▶ _Activity_: In the records below, find every line with the word "worden" and copy it.

-- Exercise data follows --

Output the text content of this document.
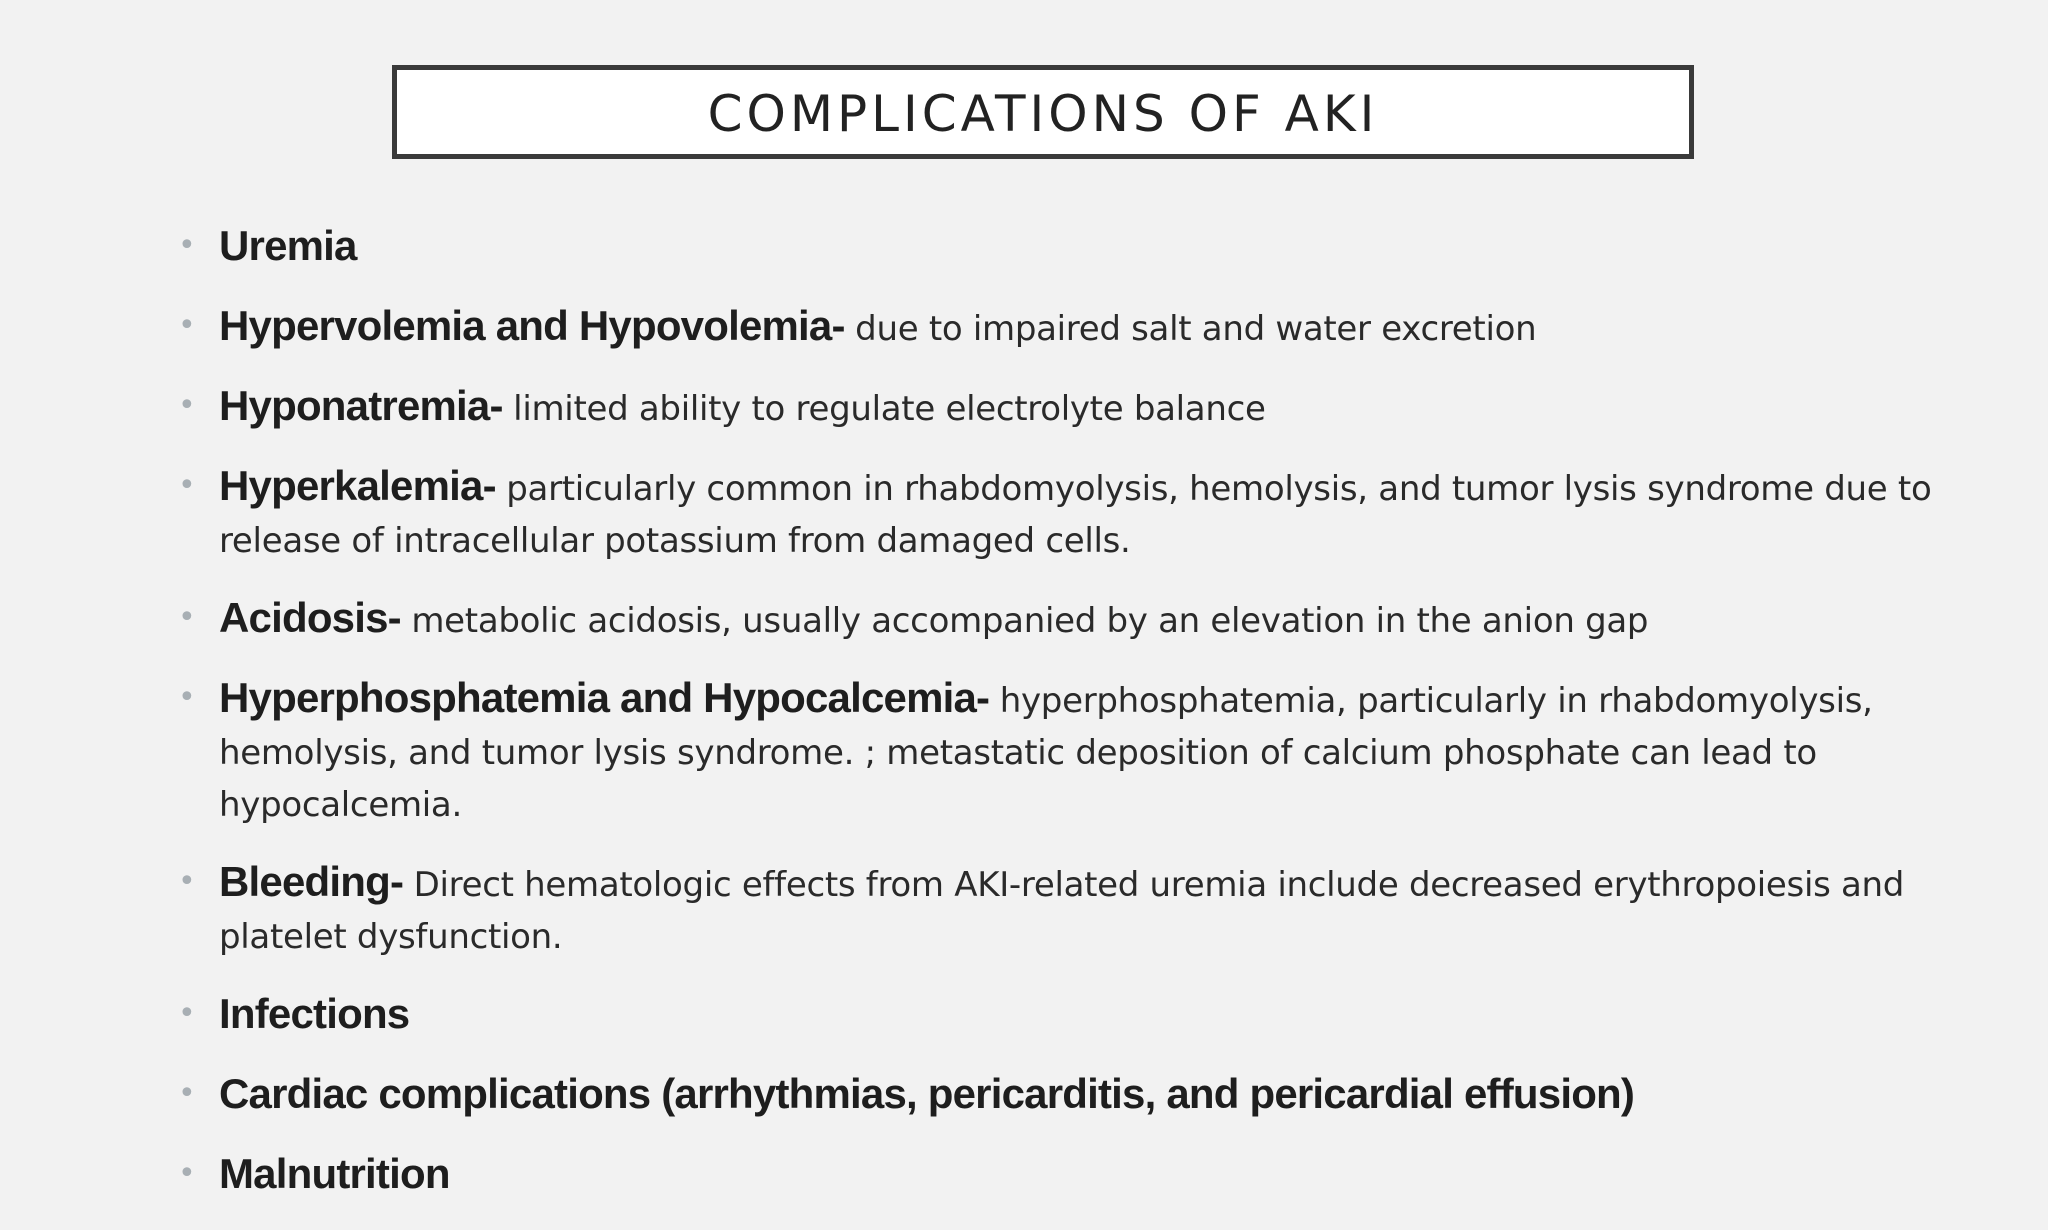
COMPLICATIONS OF AKI
• Uremia
• Hypervolemia and Hypovolemia- due to impaired salt and water excretion
• Hyponatremia- limited ability to regulate electrolyte balance
• Hyperkalemia- particularly common in rhabdomyolysis, hemolysis, and tumor lysis syndrome due to release of intracellular potassium from damaged cells.
• Acidosis- metabolic acidosis, usually accompanied by an elevation in the anion gap
• Hyperphosphatemia and Hypocalcemia- hyperphosphatemia, particularly in rhabdomyolysis, hemolysis, and tumor lysis syndrome. ; metastatic deposition of calcium phosphate can lead to hypocalcemia.
• Bleeding- Direct hematologic effects from AKI-related uremia include decreased erythropoiesis and platelet dysfunction.
• Infections
• Cardiac complications (arrhythmias, pericarditis, and pericardial effusion)
• Malnutrition
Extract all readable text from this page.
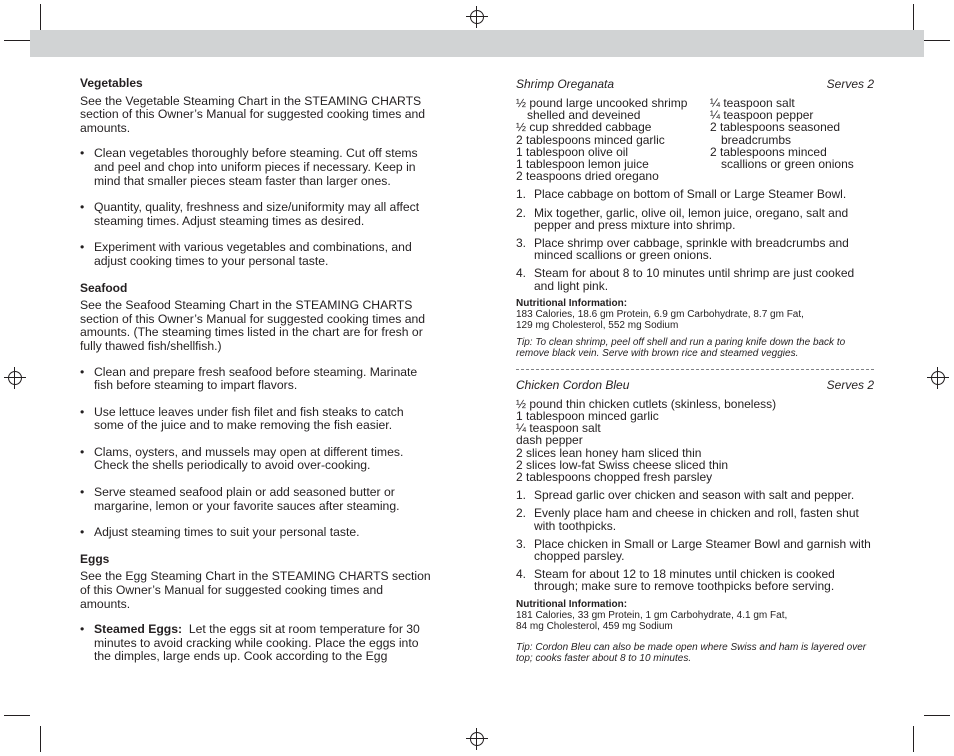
Vegetables

See the Vegetable Steaming Chart in the STEAMING CHARTS section of this Owner’s Manual for suggested cooking times and amounts.

• Clean vegetables thoroughly before steaming. Cut off stems and peel and chop into uniform pieces if necessary. Keep in mind that smaller pieces steam faster than larger ones.
• Quantity, quality, freshness and size/uniformity may all affect steaming times. Adjust steaming times as desired.
• Experiment with various vegetables and combinations, and adjust cooking times to your personal taste.
Seafood

See the Seafood Steaming Chart in the STEAMING CHARTS section of this Owner’s Manual for suggested cooking times and amounts. (The steaming times listed in the chart are for fresh or fully thawed fish/shellfish.)

• Clean and prepare fresh seafood before steaming. Marinate fish before steaming to impart flavors.
• Use lettuce leaves under fish filet and fish steaks to catch some of the juice and to make removing the fish easier.
• Clams, oysters, and mussels may open at different times. Check the shells periodically to avoid over-cooking.
• Serve steamed seafood plain or add seasoned butter or margarine, lemon or your favorite sauces after steaming.
• Adjust steaming times to suit your personal taste.
Eggs

See the Egg Steaming Chart in the STEAMING CHARTS section of this Owner’s Manual for suggested cooking times and amounts.

• Steamed Eggs: Let the eggs sit at room temperature for 30 minutes to avoid cracking while cooking. Place the eggs into the dimples, large ends up. Cook according to the Egg
Shrimp Oreganata	Serves 2
½ pound large uncooked shrimp shelled and deveined
½ cup shredded cabbage
2 tablespoons minced garlic
1 tablespoon olive oil
1 tablespoon lemon juice
2 teaspoons dried oregano
¼ teaspoon salt
¼ teaspoon pepper
2 tablespoons seasoned breadcrumbs
2 tablespoons minced scallions or green onions
1. Place cabbage on bottom of Small or Large Steamer Bowl.
2. Mix together, garlic, olive oil, lemon juice, oregano, salt and pepper and press mixture into shrimp.
3. Place shrimp over cabbage, sprinkle with breadcrumbs and minced scallions or green onions.
4. Steam for about 8 to 10 minutes until shrimp are just cooked and light pink.
Nutritional Information:
183 Calories, 18.6 gm Protein, 6.9 gm Carbohydrate, 8.7 gm Fat,
129 mg Cholesterol, 552 mg Sodium
Tip: To clean shrimp, peel off shell and run a paring knife down the back to remove black vein. Serve with brown rice and steamed veggies.
Chicken Cordon Bleu	Serves 2
½ pound thin chicken cutlets (skinless, boneless)
1 tablespoon minced garlic
¼ teaspoon salt
dash pepper
2 slices lean honey ham sliced thin
2 slices low-fat Swiss cheese sliced thin
2 tablespoons chopped fresh parsley
1. Spread garlic over chicken and season with salt and pepper.
2. Evenly place ham and cheese in chicken and roll, fasten shut with toothpicks.
3. Place chicken in Small or Large Steamer Bowl and garnish with chopped parsley.
4. Steam for about 12 to 18 minutes until chicken is cooked through; make sure to remove toothpicks before serving.
Nutritional Information:
181 Calories, 33 gm Protein, 1 gm Carbohydrate, 4.1 gm Fat,
84 mg Cholesterol, 459 mg Sodium
Tip: Cordon Bleu can also be made open where Swiss and ham is layered over top; cooks faster about 8 to 10 minutes.
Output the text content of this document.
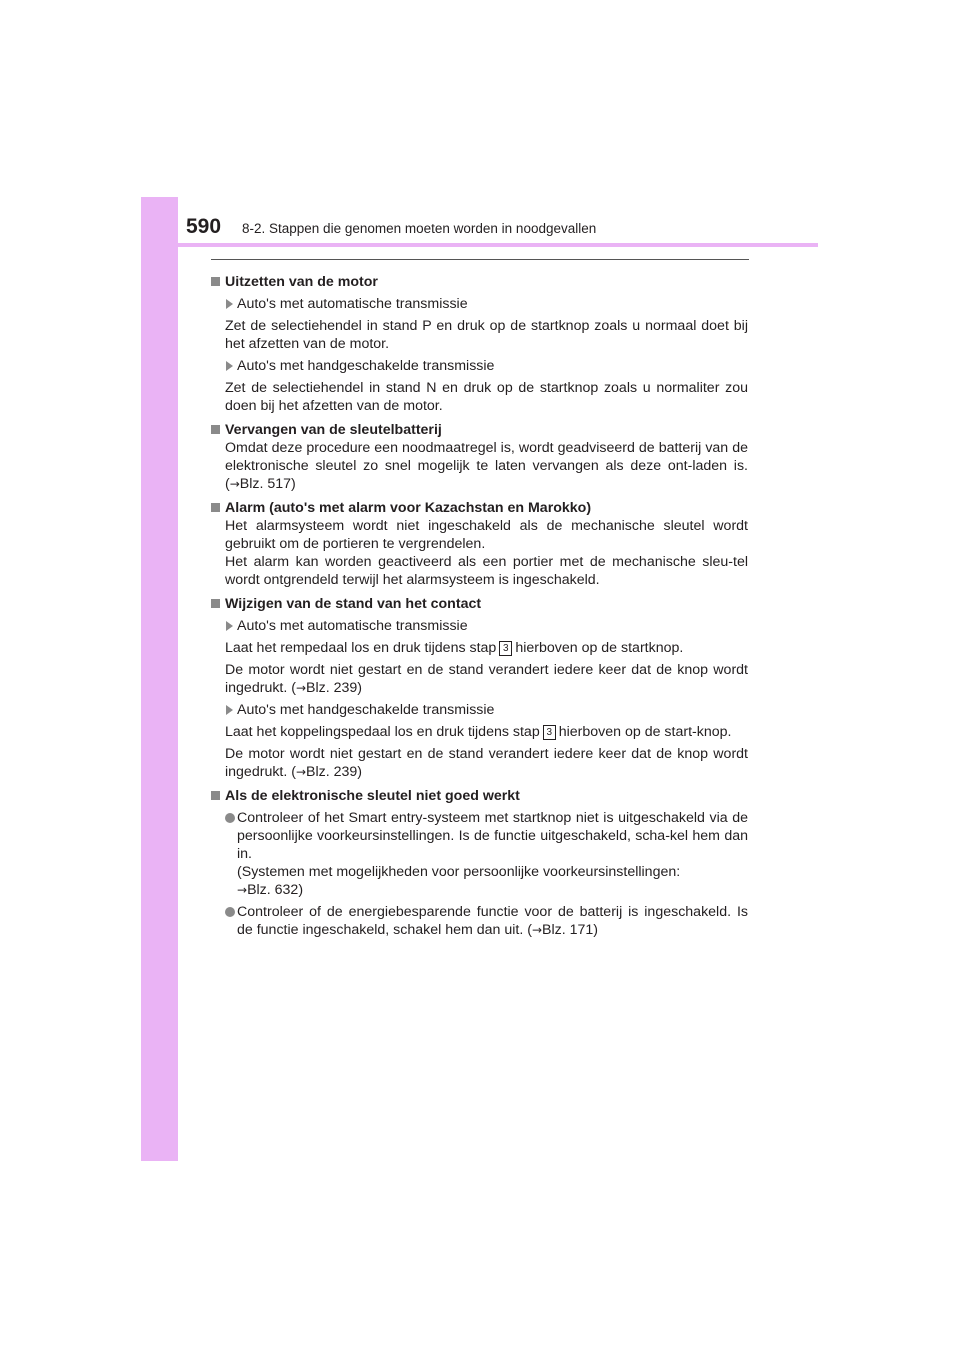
590 8-2. Stappen die genomen moeten worden in noodgevallen
Uitzetten van de motor
Auto's met automatische transmissie
Zet de selectiehendel in stand P en druk op de startknop zoals u normaal doet bij het afzetten van de motor.
Auto's met handgeschakelde transmissie
Zet de selectiehendel in stand N en druk op de startknop zoals u normaliter zou doen bij het afzetten van de motor.
Vervangen van de sleutelbatterij
Omdat deze procedure een noodmaatregel is, wordt geadviseerd de batterij van de elektronische sleutel zo snel mogelijk te laten vervangen als deze ont-laden is. (→Blz. 517)
Alarm (auto's met alarm voor Kazachstan en Marokko)
Het alarmsysteem wordt niet ingeschakeld als de mechanische sleutel wordt gebruikt om de portieren te vergrendelen.
Het alarm kan worden geactiveerd als een portier met de mechanische sleu-tel wordt ontgrendeld terwijl het alarmsysteem is ingeschakeld.
Wijzigen van de stand van het contact
Auto's met automatische transmissie
Laat het rempedaal los en druk tijdens stap 3 hierboven op de startknop.
De motor wordt niet gestart en de stand verandert iedere keer dat de knop wordt ingedrukt. (→Blz. 239)
Auto's met handgeschakelde transmissie
Laat het koppelingspedaal los en druk tijdens stap 3 hierboven op de start-knop.
De motor wordt niet gestart en de stand verandert iedere keer dat de knop wordt ingedrukt. (→Blz. 239)
Als de elektronische sleutel niet goed werkt
Controleer of het Smart entry-systeem met startknop niet is uitgeschakeld via de persoonlijke voorkeursinstellingen. Is de functie uitgeschakeld, scha-kel hem dan in.
(Systemen met mogelijkheden voor persoonlijke voorkeursinstellingen:
→Blz. 632)
Controleer of de energiebesparende functie voor de batterij is ingeschakeld. Is de functie ingeschakeld, schakel hem dan uit. (→Blz. 171)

-- Exercise data concluded --

▶ _Response area_:
590 8-2. Stappen die genomen moeten worden in noodgevallen
Het alarm kan worden geactiveerd als een portier met de mechanische sleu-tel wordt ontgrendeld terwijl het alarmsysteem is ingeschakeld.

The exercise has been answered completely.